__Exercise prompt__: Here are some records; return them all exactly.

START Provided records

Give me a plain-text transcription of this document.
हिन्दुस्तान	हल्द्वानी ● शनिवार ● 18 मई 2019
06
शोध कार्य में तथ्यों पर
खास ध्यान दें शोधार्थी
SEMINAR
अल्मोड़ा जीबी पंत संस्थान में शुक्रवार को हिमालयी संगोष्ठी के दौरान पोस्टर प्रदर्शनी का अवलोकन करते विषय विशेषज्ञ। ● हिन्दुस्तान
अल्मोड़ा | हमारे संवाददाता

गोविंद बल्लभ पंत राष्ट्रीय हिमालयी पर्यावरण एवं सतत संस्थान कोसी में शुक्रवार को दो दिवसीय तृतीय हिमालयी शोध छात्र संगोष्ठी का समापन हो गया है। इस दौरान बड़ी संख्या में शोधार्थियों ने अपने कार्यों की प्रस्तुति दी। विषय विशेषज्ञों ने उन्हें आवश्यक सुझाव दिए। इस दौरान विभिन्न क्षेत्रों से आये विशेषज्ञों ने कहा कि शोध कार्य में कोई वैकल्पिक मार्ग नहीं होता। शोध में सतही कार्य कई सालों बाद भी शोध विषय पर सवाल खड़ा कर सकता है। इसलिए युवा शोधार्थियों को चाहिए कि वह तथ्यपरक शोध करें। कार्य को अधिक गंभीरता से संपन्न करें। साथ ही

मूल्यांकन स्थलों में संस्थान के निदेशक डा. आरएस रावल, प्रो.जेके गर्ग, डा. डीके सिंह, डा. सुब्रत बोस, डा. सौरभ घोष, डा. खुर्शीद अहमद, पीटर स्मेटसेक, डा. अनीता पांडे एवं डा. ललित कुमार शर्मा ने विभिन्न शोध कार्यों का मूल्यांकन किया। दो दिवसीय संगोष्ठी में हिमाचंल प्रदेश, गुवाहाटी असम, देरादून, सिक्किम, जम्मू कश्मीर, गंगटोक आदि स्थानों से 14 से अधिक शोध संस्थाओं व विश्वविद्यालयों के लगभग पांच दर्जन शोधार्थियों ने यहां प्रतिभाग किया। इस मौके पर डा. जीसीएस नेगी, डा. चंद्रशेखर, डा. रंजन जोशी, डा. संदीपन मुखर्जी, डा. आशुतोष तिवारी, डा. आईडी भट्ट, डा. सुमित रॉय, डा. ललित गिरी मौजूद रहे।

END Provided records

__Solution to this problem__:
Give me a plain-text transcription of this document.
हिन्दुस्तान	हल्द्वानी ● शनिवार ● 18 मई 2019
06
शोध कार्य में तथ्यों पर
खास ध्यान दें शोधार्थी
SEMINAR
अल्मोड़ा जीबी पंत संस्थान में शुक्रवार को हिमालयी संगोष्ठी के दौरान पोस्टर प्रदर्शनी का अवलोकन करते विषय विशेषज्ञ। ● हिन्दुस्तान
अल्मोड़ा | हमारे संवाददाता

गोविंद बल्लभ पंत राष्ट्रीय हिमालयी पर्यावरण एवं सतत संस्थान कोसी में शुक्रवार को दो दिवसीय तृतीय हिमालयी शोध छात्र संगोष्ठी का समापन हो गया है। इस दौरान बड़ी संख्या में शोधार्थियों ने अपने कार्यों की प्रस्तुति दी। विषय विशेषज्ञों ने उन्हें आवश्यक सुझाव दिए। इस दौरान विभिन्न क्षेत्रों से आये विशेषज्ञों ने कहा कि शोध कार्य में कोई वैकल्पिक मार्ग नहीं होता। शोध में सतही कार्य कई सालों बाद भी शोध विषय पर सवाल खड़ा कर सकता है। इसलिए युवा शोधार्थियों को चाहिए कि वह तथ्यपरक शोध करें। कार्य को अधिक गंभीरता से संपन्न करें। साथ ही

मूल्यांकन स्थलों में संस्थान के निदेशक डा. आरएस रावल, प्रो.जेके गर्ग, डा. डीके सिंह, डा. सुब्रत बोस, डा. सौरभ घोष, डा. खुर्शीद अहमद, पीटर स्मेटसेक, डा. अनीता पांडे एवं डा. ललित कुमार शर्मा ने विभिन्न शोध कार्यों का मूल्यांकन किया। दो दिवसीय संगोष्ठी में हिमाचंल प्रदेश, गुवाहाटी असम, देरादून, सिक्किम, जम्मू कश्मीर, गंगटोक आदि स्थानों से 14 से अधिक शोध संस्थाओं व विश्वविद्यालयों के लगभग पांच दर्जन शोधार्थियों ने यहां प्रतिभाग किया। इस मौके पर डा. जीसीएस नेगी, डा. चंद्रशेखर, डा. रंजन जोशी, डा. संदीपन मुखर्जी, डा. आशुतोष तिवारी, डा. आईडी भट्ट, डा. सुमित रॉय, डा. ललित गिरी मौजूद रहे।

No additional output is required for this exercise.